- _PROMPT_
Please transcribe the data below exactly. Leave the pictures out.

- _RAW RECORDS_
========================================================================
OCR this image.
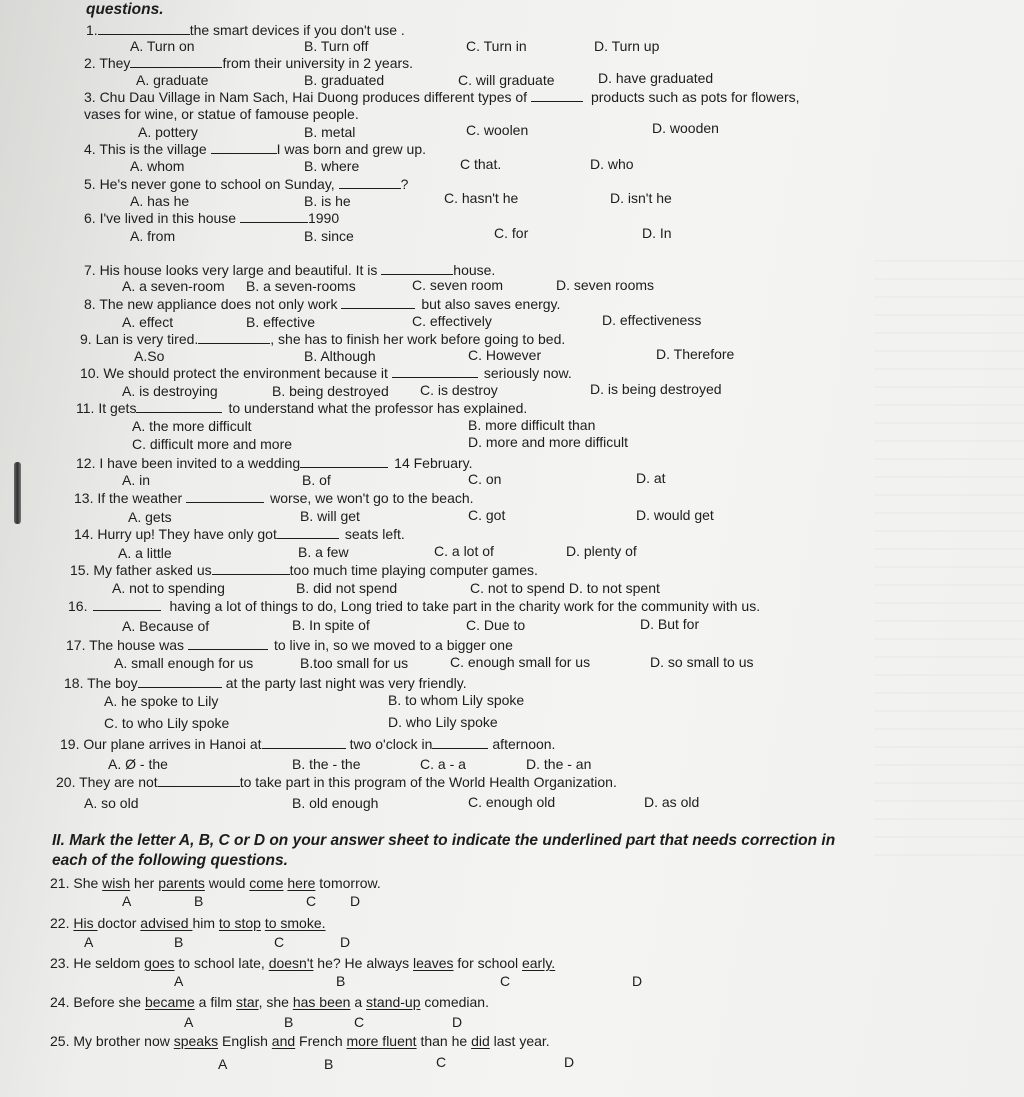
questions.
1.	the smart devices if you don't use .
A. Turn on	B. Turn off	C. Turn in	D. Turn up
2. They	from their university in 2 years.
A. graduate	B. graduated	C. will graduate	D. have graduated
3. Chu Dau Village in Nam Sach, Hai Duong produces different types of	products such as pots for flowers,
vases for wine, or statue of famouse people.
A. pottery	B. metal	C. woolen	D. wooden
4. This is the village	I was born and grew up.
A. whom	B. where	C that.	D. who
5. He's never gone to school on Sunday,	?
A. has he	B. is he	C. hasn't he	D. isn't he
6. I've lived in this house	1990
A. from	B. since	C. for	D. In
7. His house looks very large and beautiful. It is	house.
A. a seven-room B. a seven-rooms	C. seven room	D. seven rooms
8. The new appliance does not only work	but also saves energy.
A. effect	B. effective	C. effectively	D. effectiveness
9. Lan is very tired.	, she has to finish her work before going to bed.
A.So	B. Although	C. However	D. Therefore
10. We should protect the environment because it	seriously now.
A. is destroying	B. being destroyed C. is destroy	D. is being destroyed
11. It gets	to understand what the professor has explained.
A. the more difficult	B. more difficult than
C. difficult more and more	D. more and more difficult
12. I have been invited to a wedding	14 February.
A. in	B. of	C. on	D. at
13. If the weather	worse, we won't go to the beach.
A. gets	B. will get	C. got	D. would get
14. Hurry up! They have only got	seats left.
A. a little	B. a few	C. a lot of	D. plenty of
15. My father asked us	too much time playing computer games.
A. not to spending	B. did not spend	C. not to spend D. to not spent
16.	having a lot of things to do, Long tried to take part in the charity work for the community with us.
A. Because of	B. In spite of	C. Due to	D. But for
17. The house was	to live in, so we moved to a bigger one
A. small enough for us	B.too small for us	C. enough small for us	D. so small to us
18. The boy	at the party last night was very friendly.
A. he spoke to Lily	B. to whom Lily spoke
C. to who Lily spoke	D. who Lily spoke
19. Our plane arrives in Hanoi at	two o'clock in	afternoon.
A. Ø - the	B. the - the	C. a - a	D. the - an
20. They are not	to take part in this program of the World Health Organization.
A. so old	B. old enough	C. enough old	D. as old
II. Mark the letter A, B, C or D on your answer sheet to indicate the underlined part that needs correction in
each of the following questions.
21. She wish her parents would come here tomorrow.
A	B	C D
22. His doctor advised him to stop to smoke.
A	B	C	D
23. He seldom goes to school late, doesn't he? He always leaves for school early.
A	B	C	D
24. Before she became a film star, she has been a stand-up comedian.
A	B	C	D
25. My brother now speaks English and French more fluent than he did last year.
A	B	C	D
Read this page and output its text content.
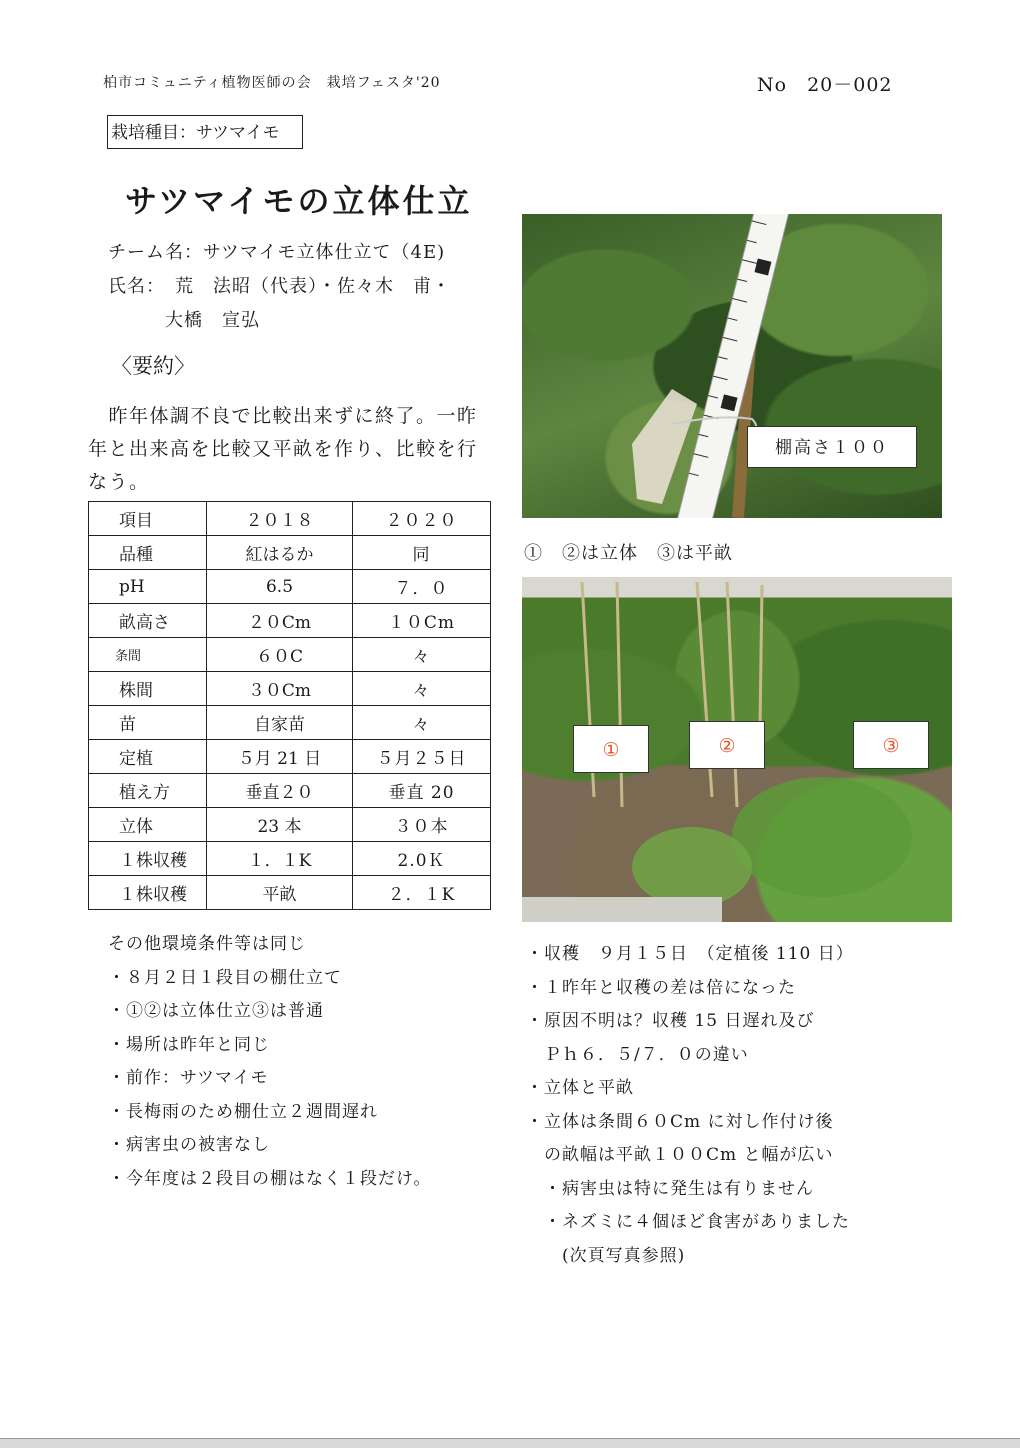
柏市コミュニティ植物医師の会　栽培フェスタ'20	No　20－002
栽培種目：サツマイモ
サツマイモの立体仕立
チーム名：サツマイモ立体仕立て（4E)
氏名：　荒　法昭（代表）・佐々木　甫・
大橋　宣弘
〈要約〉
　昨年体調不良で比較出来ずに終了。一昨
年と出来高を比較又平畝を作り、比較を行
なう。
項目	２０１８	２０２０
品種	紅はるか	同
pH	6.5	７．０
畝高さ	２０Cm	１０Cm
条間	６０C	々
株間	３０Cm	々
苗	自家苗	々
定植	５月 21 日	５月２５日
植え方	垂直２０	垂直 20
立体	23 本	３０本
１株収穫	１．１K	2.0Ｋ
１株収穫	平畝	２．１K
その他環境条件等は同じ
・８月２日１段目の棚仕立て
・①②は立体仕立③は普通
・場所は昨年と同じ
・前作：サツマイモ
・長梅雨のため棚仕立２週間遅れ
・病害虫の被害なし
・今年度は２段目の棚はなく１段だけ。
棚高さ１００
①　②は立体　③は平畝
①	②	③
・収穫　９月１５日　（定植後 110 日）
・１昨年と収穫の差は倍になった
・原因不明は？収穫 15 日遅れ及び
　Ｐｈ６．５/７．０の違い
・立体と平畝
・立体は条間６０Cm に対し作付け後
　の畝幅は平畝１００Cm と幅が広い
　・病害虫は特に発生は有りません
　・ネズミに４個ほど食害がありました
　　(次頁写真参照)
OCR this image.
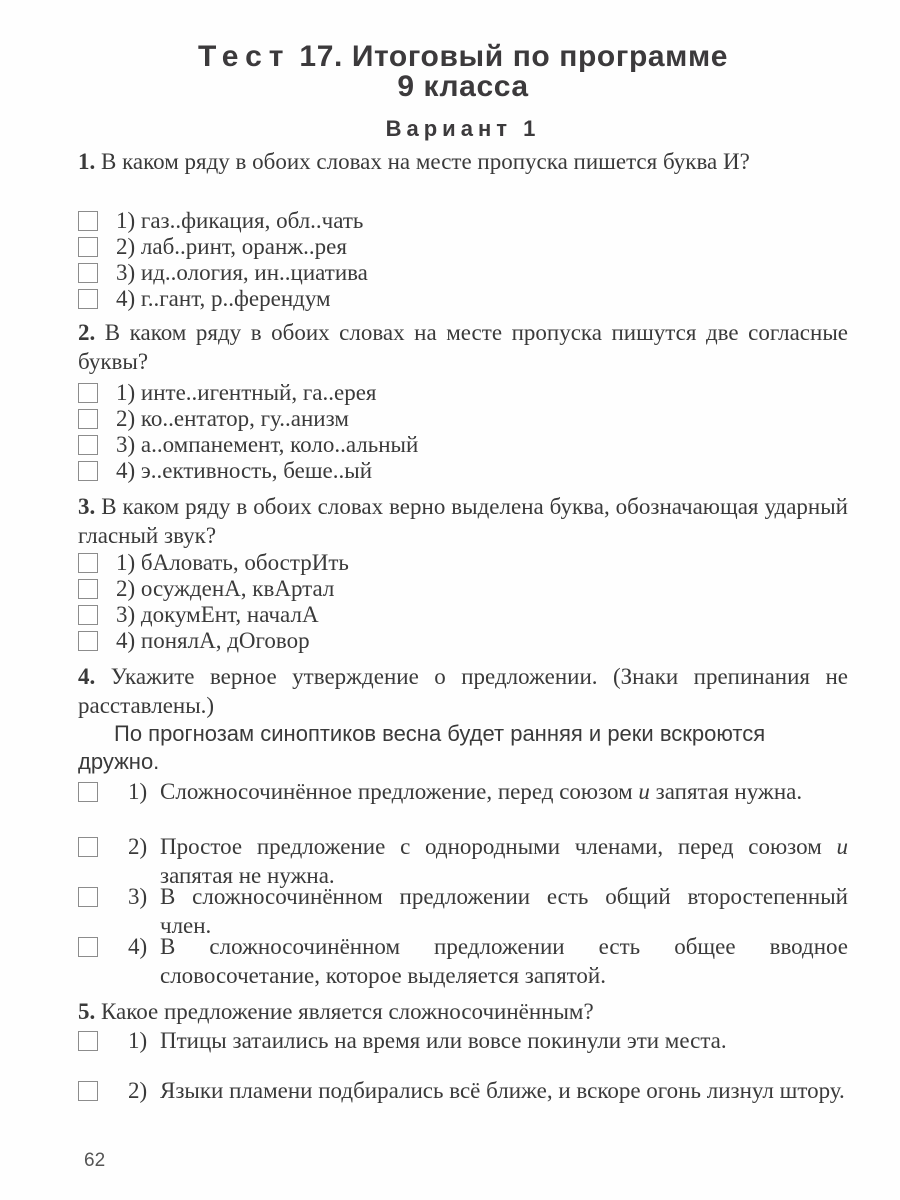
Тест 17. Итоговый по программе
9 класса
Вариант 1
1. В каком ряду в обоих словах на месте пропуска пишется буква И?
1) газ..фикация, обл..чать
2) лаб..ринт, оранж..рея
3) ид..ология, ин..циатива
4) г..гант, р..ферендум
2. В каком ряду в обоих словах на месте пропуска пишутся две согласные буквы?
1) инте..игентный, га..ерея
2) ко..ентатор, гу..анизм
3) а..омпанемент, коло..альный
4) э..ективность, беше..ый
3. В каком ряду в обоих словах верно выделена буква, обозначающая ударный гласный звук?
1) бАловать, обострИть
2) осужденА, квАртал
3) докумЕнт, началА
4) понялА, дОговор
4. Укажите верное утверждение о предложении. (Знаки препинания не расставлены.)
По прогнозам синоптиков весна будет ранняя и реки вскроются дружно.
1) Сложносочинённое предложение, перед союзом и запятая нужна.
2) Простое предложение с однородными членами, перед союзом и запятая не нужна.
3) В сложносочинённом предложении есть общий второстепенный член.
4) В сложносочинённом предложении есть общее вводное словосочетание, которое выделяется запятой.
5. Какое предложение является сложносочинённым?
1) Птицы затаились на время или вовсе покинули эти места.
2) Языки пламени подбирались всё ближе, и вскоре огонь лизнул штору.
62
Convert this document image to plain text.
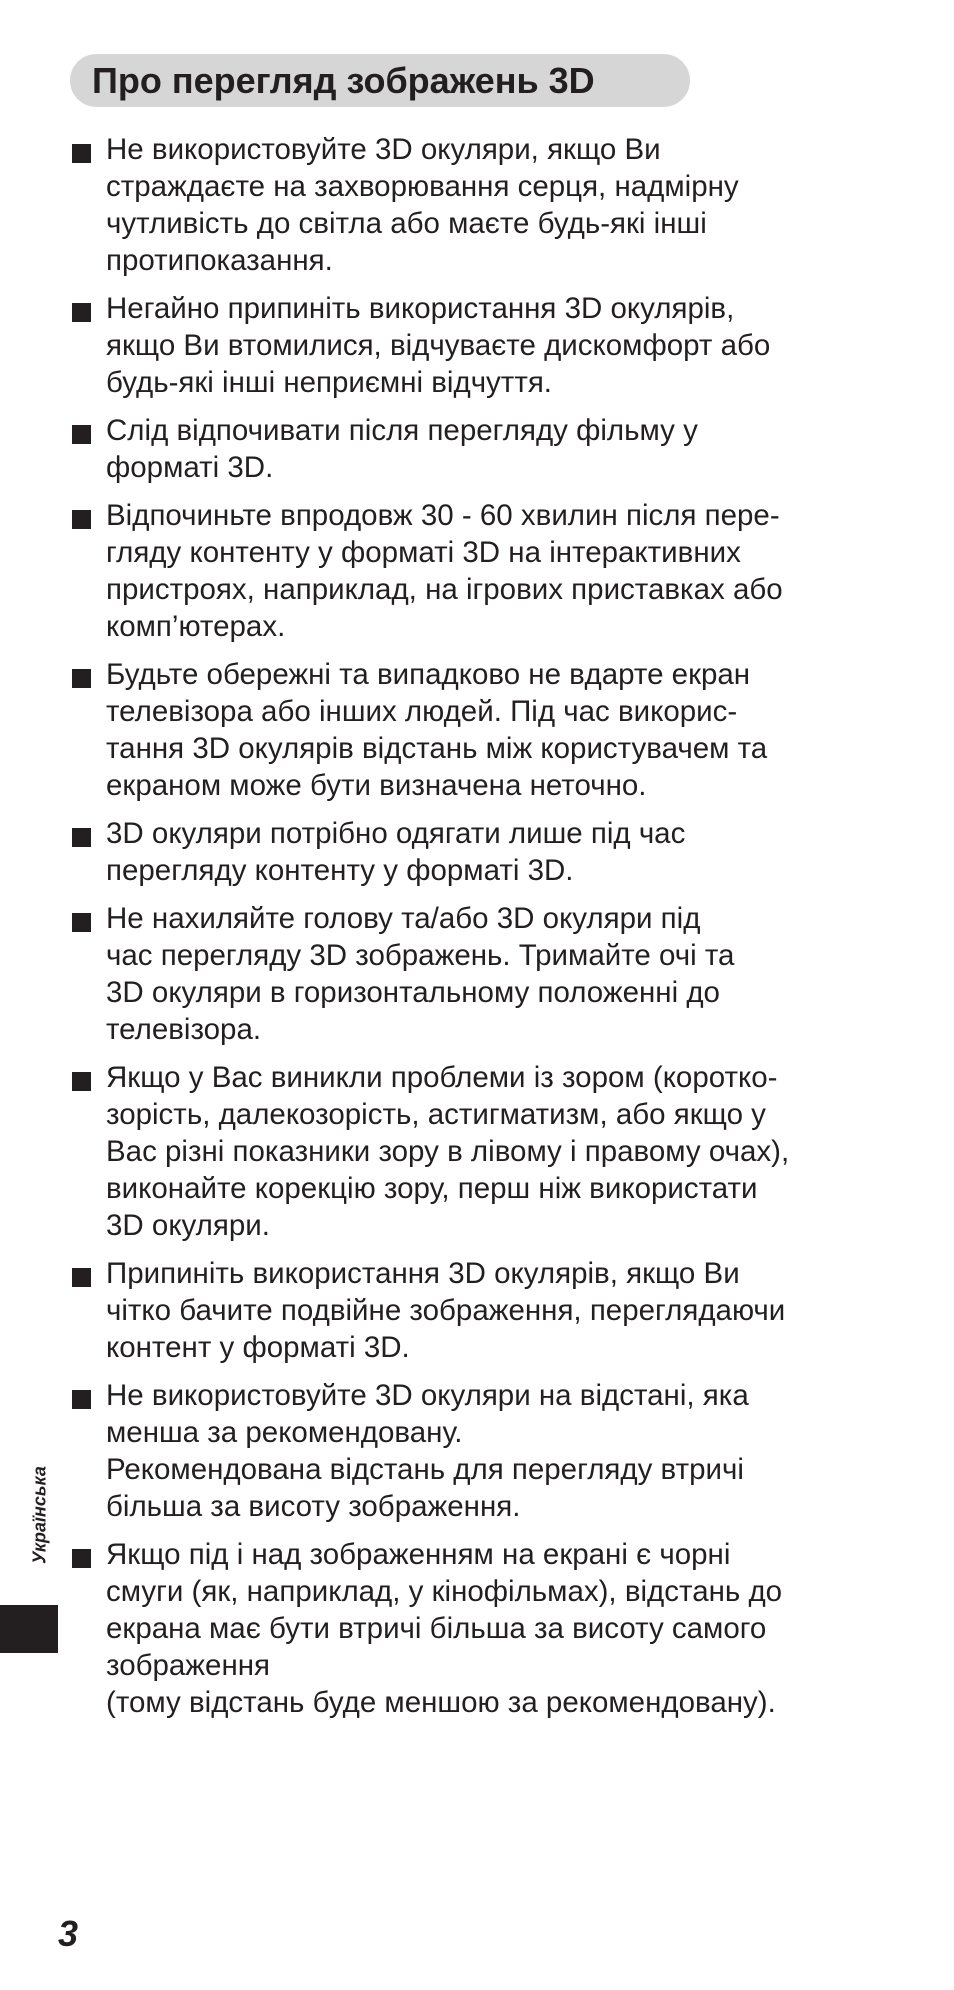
Про перегляд зображень 3D
Не використовуйте 3D окуляри, якщо Ви
страждаєте на захворювання серця, надмірну
чутливість до світла або маєте будь-які інші
протипоказання.
Негайно припиніть використання 3D окулярів,
якщо Ви втомилися, відчуваєте дискомфорт або
будь-які інші неприємні відчуття.
Слід відпочивати після перегляду фільму у
форматі 3D.
Відпочиньте впродовж 30 - 60 хвилин після пере-
гляду контенту у форматі 3D на інтерактивних
пристроях, наприклад, на ігрових приставках або
комп’ютерах.
Будьте обережні та випадково не вдарте екран
телевізора або інших людей. Під час викорис-
тання 3D окулярів відстань між користувачем та
екраном може бути визначена неточно.
3D окуляри потрібно одягати лише під час
перегляду контенту у форматі 3D.
Не нахиляйте голову та/або 3D окуляри під
час перегляду 3D зображень. Тримайте очі та
3D окуляри в горизонтальному положенні до
телевізора.
Якщо у Вас виникли проблеми із зором (коротко-
зорість, далекозорість, астигматизм, або якщо у
Вас різні показники зору в лівому і правому очах),
виконайте корекцію зору, перш ніж використати
3D окуляри.
Припиніть використання 3D окулярів, якщо Ви
чітко бачите подвійне зображення, переглядаючи
контент у форматі 3D.
Не використовуйте 3D окуляри на відстані, яка
менша за рекомендовану.
Рекомендована відстань для перегляду втричі
більша за висоту зображення.
Якщо під і над зображенням на екрані є чорні
смуги (як, наприклад, у кінофільмах), відстань до
екрана має бути втричі більша за висоту самого
зображення
(тому відстань буде меншою за рекомендовану).
Українська
3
========================================================================
- _TASK ANSWER_
OCR this image.
questions.
1.	the smart devices if you don't use .
A. Turn on	B. Turn off	C. Turn in	D. Turn up
2. They	from their university in 2 years.
A. graduate	B. graduated	C. will graduate	D. have graduated
3. Chu Dau Village in Nam Sach, Hai Duong produces different types of	products such as pots for flowers,
vases for wine, or statue of famouse people.
A. pottery	B. metal	C. woolen	D. wooden
4. This is the village	I was born and grew up.
A. whom	B. where	C that.	D. who
5. He's never gone to school on Sunday,	?
A. has he	B. is he	C. hasn't he	D. isn't he
6. I've lived in this house	1990
A. from	B. since	C. for	D. In
7. His house looks very large and beautiful. It is	house.
A. a seven-room B. a seven-rooms	C. seven room	D. seven rooms
8. The new appliance does not only work	but also saves energy.
A. effect	B. effective	C. effectively	D. effectiveness
9. Lan is very tired.	, she has to finish her work before going to bed.
A.So	B. Although	C. However	D. Therefore
10. We should protect the environment because it	seriously now.
A. is destroying	B. being destroyed C. is destroy	D. is being destroyed
11. It gets	to understand what the professor has explained.
A. the more difficult	B. more difficult than
C. difficult more and more	D. more and more difficult
12. I have been invited to a wedding	14 February.
A. in	B. of	C. on	D. at
13. If the weather	worse, we won't go to the beach.
A. gets	B. will get	C. got	D. would get
14. Hurry up! They have only got	seats left.
A. a little	B. a few	C. a lot of	D. plenty of
15. My father asked us	too much time playing computer games.
A. not to spending	B. did not spend	C. not to spend D. to not spent
16.	having a lot of things to do, Long tried to take part in the charity work for the community with us.
A. Because of	B. In spite of	C. Due to	D. But for
17. The house was	to live in, so we moved to a bigger one
A. small enough for us	B.too small for us	C. enough small for us	D. so small to us
18. The boy	at the party last night was very friendly.
A. he spoke to Lily	B. to whom Lily spoke
C. to who Lily spoke	D. who Lily spoke
19. Our plane arrives in Hanoi at	two o'clock in	afternoon.
A. Ø - the	B. the - the	C. a - a	D. the - an
20. They are not	to take part in this program of the World Health Organization.
A. so old	B. old enough	C. enough old	D. as old
II. Mark the letter A, B, C or D on your answer sheet to indicate the underlined part that needs correction in
each of the following questions.
21. She wish her parents would come here tomorrow.
A	B	C D
22. His doctor advised him to stop to smoke.
A	B	C	D
23. He seldom goes to school late, doesn't he? He always leaves for school early.
A	B	C	D
24. Before she became a film star, she has been a stand-up comedian.
A	B	C	D
25. My brother now speaks English and French more fluent than he did last year.
A	B	C	D
Read this page and output its text content.
柏市コミュニティ植物医師の会　栽培フェスタ'20	No　20－002
栽培種目：サツマイモ
サツマイモの立体仕立
チーム名：サツマイモ立体仕立て（4E)
氏名：　荒　法昭（代表）・佐々木　甫・
大橋　宣弘
〈要約〉
　昨年体調不良で比較出来ずに終了。一昨
年と出来高を比較又平畝を作り、比較を行
なう。
項目	２０１８	２０２０
品種	紅はるか	同
pH	6.5	７．０
畝高さ	２０Cm	１０Cm
条間	６０C	々
株間	３０Cm	々
苗	自家苗	々
定植	５月 21 日	５月２５日
植え方	垂直２０	垂直 20
立体	23 本	３０本
１株収穫	１．１K	2.0Ｋ
１株収穫	平畝	２．１K
その他環境条件等は同じ
・８月２日１段目の棚仕立て
・①②は立体仕立③は普通
・場所は昨年と同じ
・前作：サツマイモ
・長梅雨のため棚仕立２週間遅れ
・病害虫の被害なし
・今年度は２段目の棚はなく１段だけ。
棚高さ１００
①　②は立体　③は平畝
①	②	③
・収穫　９月１５日　（定植後 110 日）
・１昨年と収穫の差は倍になった
・原因不明は？収穫 15 日遅れ及び
　Ｐｈ６．５/７．０の違い
・立体と平畝
・立体は条間６０Cm に対し作付け後
　の畝幅は平畝１００Cm と幅が広い
　・病害虫は特に発生は有りません
　・ネズミに４個ほど食害がありました
　　(次頁写真参照)
OCR this image.
Тест 17. Итоговый по программе
9 класса
Вариант 1
1. В каком ряду в обоих словах на месте пропуска пишется буква И?
1) газ..фикация, обл..чать
2) лаб..ринт, оранж..рея
3) ид..ология, ин..циатива
4) г..гант, р..ферендум
2. В каком ряду в обоих словах на месте пропуска пишутся две согласные буквы?
1) инте..игентный, га..ерея
2) ко..ентатор, гу..анизм
3) а..омпанемент, коло..альный
4) э..ективность, беше..ый
3. В каком ряду в обоих словах верно выделена буква, обозначающая ударный гласный звук?
1) бАловать, обострИть
2) осужденА, квАртал
3) докумЕнт, началА
4) понялА, дОговор
4. Укажите верное утверждение о предложении. (Знаки препинания не расставлены.)
По прогнозам синоптиков весна будет ранняя и реки вскроются дружно.
1) Сложносочинённое предложение, перед союзом и запятая нужна.
2) Простое предложение с однородными членами, перед союзом и запятая не нужна.
3) В сложносочинённом предложении есть общий второстепенный член.
4) В сложносочинённом предложении есть общее вводное словосочетание, которое выделяется запятой.
5. Какое предложение является сложносочинённым?
1) Птицы затаились на время или вовсе покинули эти места.
2) Языки пламени подбирались всё ближе, и вскоре огонь лизнул штору.
62
Convert this document image to plain text.
Про перегляд зображень 3D
Не використовуйте 3D окуляри, якщо Ви
страждаєте на захворювання серця, надмірну
чутливість до світла або маєте будь-які інші
протипоказання.
Негайно припиніть використання 3D окулярів,
якщо Ви втомилися, відчуваєте дискомфорт або
будь-які інші неприємні відчуття.
Слід відпочивати після перегляду фільму у
форматі 3D.
Відпочиньте впродовж 30 - 60 хвилин після пере-
гляду контенту у форматі 3D на інтерактивних
пристроях, наприклад, на ігрових приставках або
комп’ютерах.
Будьте обережні та випадково не вдарте екран
телевізора або інших людей. Під час викорис-
тання 3D окулярів відстань між користувачем та
екраном може бути визначена неточно.
3D окуляри потрібно одягати лише під час
перегляду контенту у форматі 3D.
Не нахиляйте голову та/або 3D окуляри під
час перегляду 3D зображень. Тримайте очі та
3D окуляри в горизонтальному положенні до
телевізора.
Якщо у Вас виникли проблеми із зором (коротко-
зорість, далекозорість, астигматизм, або якщо у
Вас різні показники зору в лівому і правому очах),
виконайте корекцію зору, перш ніж використати
3D окуляри.
Припиніть використання 3D окулярів, якщо Ви
чітко бачите подвійне зображення, переглядаючи
контент у форматі 3D.
Не використовуйте 3D окуляри на відстані, яка
менша за рекомендовану.
Рекомендована відстань для перегляду втричі
більша за висоту зображення.
Якщо під і над зображенням на екрані є чорні
смуги (як, наприклад, у кінофільмах), відстань до
екрана має бути втричі більша за висоту самого
зображення
(тому відстань буде меншою за рекомендовану).
Українська
3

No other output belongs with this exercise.